* _Do this_: Every record below should be printed exactly as given.
<<<<
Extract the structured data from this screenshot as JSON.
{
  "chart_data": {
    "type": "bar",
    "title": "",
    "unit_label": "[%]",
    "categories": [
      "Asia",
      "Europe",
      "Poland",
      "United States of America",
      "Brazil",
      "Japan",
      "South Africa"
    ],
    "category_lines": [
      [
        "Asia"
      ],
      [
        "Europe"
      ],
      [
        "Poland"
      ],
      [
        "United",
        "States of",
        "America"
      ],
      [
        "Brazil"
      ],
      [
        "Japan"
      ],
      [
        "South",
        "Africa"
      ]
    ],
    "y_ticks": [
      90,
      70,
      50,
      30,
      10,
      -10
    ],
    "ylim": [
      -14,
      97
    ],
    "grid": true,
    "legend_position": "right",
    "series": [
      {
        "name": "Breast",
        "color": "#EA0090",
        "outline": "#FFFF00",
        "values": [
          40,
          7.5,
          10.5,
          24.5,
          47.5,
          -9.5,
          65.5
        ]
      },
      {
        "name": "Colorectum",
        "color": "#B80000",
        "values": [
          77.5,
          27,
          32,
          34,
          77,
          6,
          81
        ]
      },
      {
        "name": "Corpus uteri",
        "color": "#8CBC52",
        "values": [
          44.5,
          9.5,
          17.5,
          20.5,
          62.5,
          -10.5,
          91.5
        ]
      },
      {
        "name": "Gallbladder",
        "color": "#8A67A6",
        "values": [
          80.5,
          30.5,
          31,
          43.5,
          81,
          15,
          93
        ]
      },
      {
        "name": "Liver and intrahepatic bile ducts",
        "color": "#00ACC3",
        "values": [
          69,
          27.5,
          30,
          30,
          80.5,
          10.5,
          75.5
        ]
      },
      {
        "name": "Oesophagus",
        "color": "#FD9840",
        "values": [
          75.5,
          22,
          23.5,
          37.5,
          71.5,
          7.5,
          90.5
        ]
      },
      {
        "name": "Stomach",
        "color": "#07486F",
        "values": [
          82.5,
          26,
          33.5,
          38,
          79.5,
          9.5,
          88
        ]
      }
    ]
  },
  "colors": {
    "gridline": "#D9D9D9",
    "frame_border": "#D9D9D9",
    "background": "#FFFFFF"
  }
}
>>>>
* _Response_:
Extract the structured data from this screenshot as JSON.
{
  "chart_data": {
    "type": "bar",
    "title": "",
    "unit_label": "[%]",
    "categories": [
      "Asia",
      "Europe",
      "Poland",
      "United States of America",
      "Brazil",
      "Japan",
      "South Africa"
    ],
    "category_lines": [
      [
        "Asia"
      ],
      [
        "Europe"
      ],
      [
        "Poland"
      ],
      [
        "United",
        "States of",
        "America"
      ],
      [
        "Brazil"
      ],
      [
        "Japan"
      ],
      [
        "South",
        "Africa"
      ]
    ],
    "y_ticks": [
      90,
      70,
      50,
      30,
      10,
      -10
    ],
    "ylim": [
      -14,
      97
    ],
    "grid": true,
    "legend_position": "right",
    "series": [
      {
        "name": "Breast",
        "color": "#EA0090",
        "outline": "#FFFF00",
        "values": [
          40,
          7.5,
          10.5,
          24.5,
          47.5,
          -9.5,
          65.5
        ]
      },
      {
        "name": "Colorectum",
        "color": "#B80000",
        "values": [
          77.5,
          27,
          32,
          34,
          77,
          6,
          81
        ]
      },
      {
        "name": "Corpus uteri",
        "color": "#8CBC52",
        "values": [
          44.5,
          9.5,
          17.5,
          20.5,
          62.5,
          -10.5,
          91.5
        ]
      },
      {
        "name": "Gallbladder",
        "color": "#8A67A6",
        "values": [
          80.5,
          30.5,
          31,
          43.5,
          81,
          15,
          93
        ]
      },
      {
        "name": "Liver and intrahepatic bile ducts",
        "color": "#00ACC3",
        "values": [
          69,
          27.5,
          30,
          30,
          80.5,
          10.5,
          75.5
        ]
      },
      {
        "name": "Oesophagus",
        "color": "#FD9840",
        "values": [
          75.5,
          22,
          23.5,
          37.5,
          71.5,
          7.5,
          90.5
        ]
      },
      {
        "name": "Stomach",
        "color": "#07486F",
        "values": [
          82.5,
          26,
          33.5,
          38,
          79.5,
          9.5,
          88
        ]
      }
    ]
  },
  "colors": {
    "gridline": "#D9D9D9",
    "frame_border": "#D9D9D9",
    "background": "#FFFFFF"
  }
}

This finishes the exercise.